- **Set problem**: The listing below should be printed exactly, every line of it. Skip the pictures.

[Dataset listings of figures]

^^^^

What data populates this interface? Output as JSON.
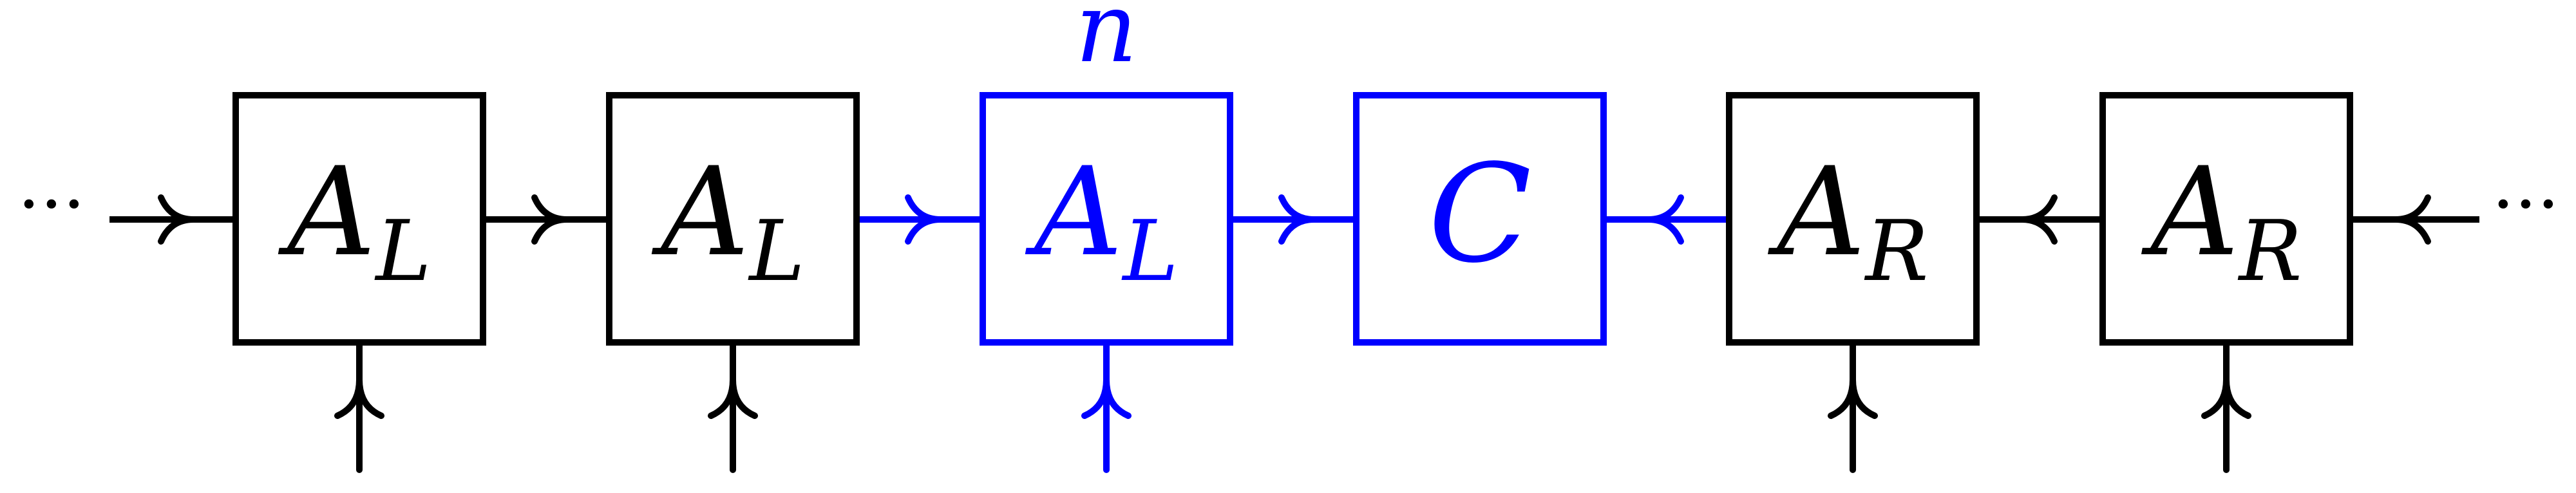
{
  "diagram": {
    "leading_ellipsis": "···",
    "trailing_ellipsis": "···",
    "site_label": "n",
    "tensors": [
      {
        "main": "A",
        "sub": "L",
        "highlighted": false
      },
      {
        "main": "A",
        "sub": "L",
        "highlighted": false
      },
      {
        "main": "A",
        "sub": "L",
        "highlighted": true
      },
      {
        "main": "C",
        "sub": "",
        "highlighted": true
      },
      {
        "main": "A",
        "sub": "R",
        "highlighted": false
      },
      {
        "main": "A",
        "sub": "R",
        "highlighted": false
      }
    ]
  },
  "colors": {
    "default": "#000000",
    "highlight": "#0000ff"
  }
}
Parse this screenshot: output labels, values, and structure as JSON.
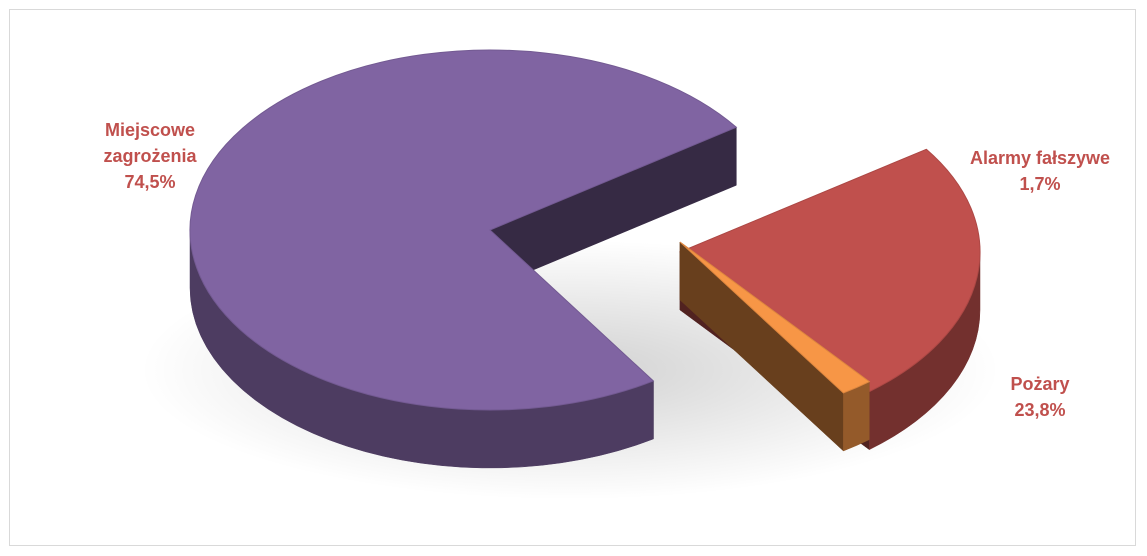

^^^^

- **Output of the exercise**:
What data populates this interface? Output as JSON.
{
  "diagram": {
    "leading_ellipsis": "···",
    "trailing_ellipsis": "···",
    "site_label": "n",
    "tensors": [
      {
        "main": "A",
        "sub": "L",
        "highlighted": false
      },
      {
        "main": "A",
        "sub": "L",
        "highlighted": false
      },
      {
        "main": "A",
        "sub": "L",
        "highlighted": true
      },
      {
        "main": "C",
        "sub": "",
        "highlighted": true
      },
      {
        "main": "A",
        "sub": "R",
        "highlighted": false
      },
      {
        "main": "A",
        "sub": "R",
        "highlighted": false
      }
    ]
  },
  "colors": {
    "default": "#000000",
    "highlight": "#0000ff"
  }
}
Parse this screenshot: output labels, values, and structure as JSON.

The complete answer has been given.